▶ [Given request]: Reproduce the listing below word for word, with no pictures.

(Dataset rows)
☆ ☆ ☆ ☆ ☆

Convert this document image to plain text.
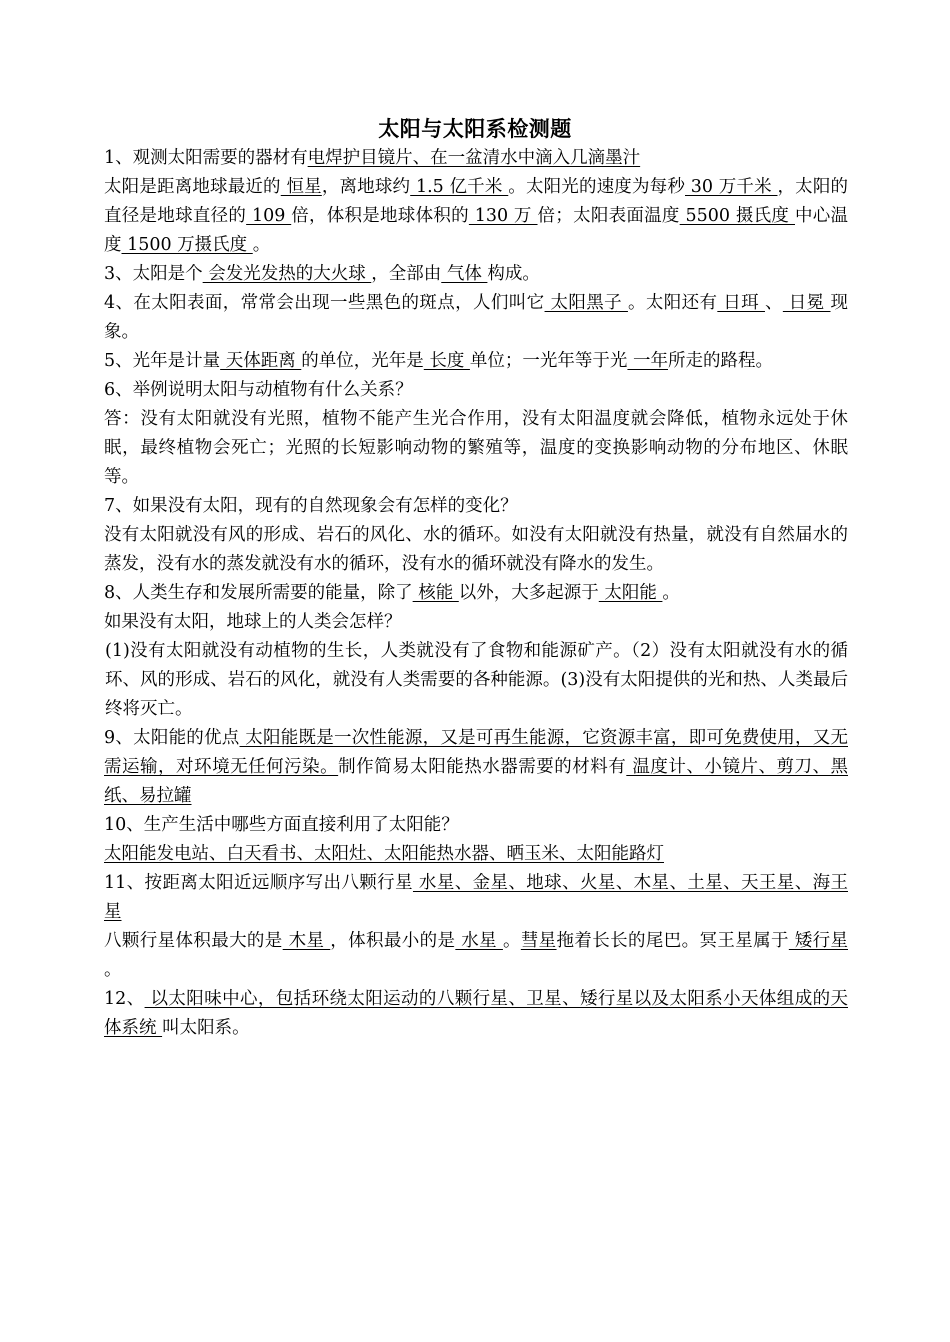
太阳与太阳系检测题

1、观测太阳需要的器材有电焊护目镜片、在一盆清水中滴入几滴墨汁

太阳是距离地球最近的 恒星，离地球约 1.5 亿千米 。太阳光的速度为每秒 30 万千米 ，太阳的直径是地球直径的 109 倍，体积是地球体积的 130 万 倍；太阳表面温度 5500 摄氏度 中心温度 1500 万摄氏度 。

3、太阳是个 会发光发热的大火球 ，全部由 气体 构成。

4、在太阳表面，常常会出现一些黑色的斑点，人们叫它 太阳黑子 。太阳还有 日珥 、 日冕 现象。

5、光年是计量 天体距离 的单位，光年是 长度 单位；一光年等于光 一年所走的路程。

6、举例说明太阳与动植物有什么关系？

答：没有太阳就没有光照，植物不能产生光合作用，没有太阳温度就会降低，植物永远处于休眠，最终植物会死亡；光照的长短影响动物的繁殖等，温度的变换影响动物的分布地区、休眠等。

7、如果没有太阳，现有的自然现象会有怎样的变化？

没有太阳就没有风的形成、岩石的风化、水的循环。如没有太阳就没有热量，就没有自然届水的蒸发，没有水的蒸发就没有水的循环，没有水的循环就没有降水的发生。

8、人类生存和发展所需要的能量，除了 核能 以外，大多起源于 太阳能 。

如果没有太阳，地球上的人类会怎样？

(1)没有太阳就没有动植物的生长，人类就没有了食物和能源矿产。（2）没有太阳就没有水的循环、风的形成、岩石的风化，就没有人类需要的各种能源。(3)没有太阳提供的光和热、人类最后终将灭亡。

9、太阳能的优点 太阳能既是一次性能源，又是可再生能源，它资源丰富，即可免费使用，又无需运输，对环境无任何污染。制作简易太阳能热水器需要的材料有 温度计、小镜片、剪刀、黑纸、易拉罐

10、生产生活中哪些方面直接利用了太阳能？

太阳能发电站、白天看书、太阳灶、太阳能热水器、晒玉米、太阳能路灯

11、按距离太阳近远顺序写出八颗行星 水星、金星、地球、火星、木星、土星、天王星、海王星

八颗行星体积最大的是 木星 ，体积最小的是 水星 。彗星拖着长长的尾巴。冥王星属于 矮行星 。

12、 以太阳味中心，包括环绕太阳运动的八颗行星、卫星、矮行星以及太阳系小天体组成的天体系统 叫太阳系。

☆ ☆ ☆ ☆ ☆

▶ [The reply]:
Convert this document image to plain text.
太阳与太阳系检测题

1、观测太阳需要的器材有电焊护目镜片、在一盆清水中滴入几滴墨汁

太阳是距离地球最近的 恒星，离地球约 1.5 亿千米 。太阳光的速度为每秒 30 万千米 ，太阳的直径是地球直径的 109 倍，体积是地球体积的 130 万 倍；太阳表面温度 5500 摄氏度 中心温度 1500 万摄氏度 。

3、太阳是个 会发光发热的大火球 ，全部由 气体 构成。

4、在太阳表面，常常会出现一些黑色的斑点，人们叫它 太阳黑子 。太阳还有 日珥 、 日冕 现象。

5、光年是计量 天体距离 的单位，光年是 长度 单位；一光年等于光 一年所走的路程。

6、举例说明太阳与动植物有什么关系？

答：没有太阳就没有光照，植物不能产生光合作用，没有太阳温度就会降低，植物永远处于休眠，最终植物会死亡；光照的长短影响动物的繁殖等，温度的变换影响动物的分布地区、休眠等。

7、如果没有太阳，现有的自然现象会有怎样的变化？

没有太阳就没有风的形成、岩石的风化、水的循环。如没有太阳就没有热量，就没有自然届水的蒸发，没有水的蒸发就没有水的循环，没有水的循环就没有降水的发生。

8、人类生存和发展所需要的能量，除了 核能 以外，大多起源于 太阳能 。

如果没有太阳，地球上的人类会怎样？

(1)没有太阳就没有动植物的生长，人类就没有了食物和能源矿产。（2）没有太阳就没有水的循环、风的形成、岩石的风化，就没有人类需要的各种能源。(3)没有太阳提供的光和热、人类最后终将灭亡。

9、太阳能的优点 太阳能既是一次性能源，又是可再生能源，它资源丰富，即可免费使用，又无需运输，对环境无任何污染。制作简易太阳能热水器需要的材料有 温度计、小镜片、剪刀、黑纸、易拉罐

10、生产生活中哪些方面直接利用了太阳能？

太阳能发电站、白天看书、太阳灶、太阳能热水器、晒玉米、太阳能路灯

11、按距离太阳近远顺序写出八颗行星 水星、金星、地球、火星、木星、土星、天王星、海王星

八颗行星体积最大的是 木星 ，体积最小的是 水星 。彗星拖着长长的尾巴。冥王星属于 矮行星 。

12、 以太阳味中心，包括环绕太阳运动的八颗行星、卫星、矮行星以及太阳系小天体组成的天体系统 叫太阳系。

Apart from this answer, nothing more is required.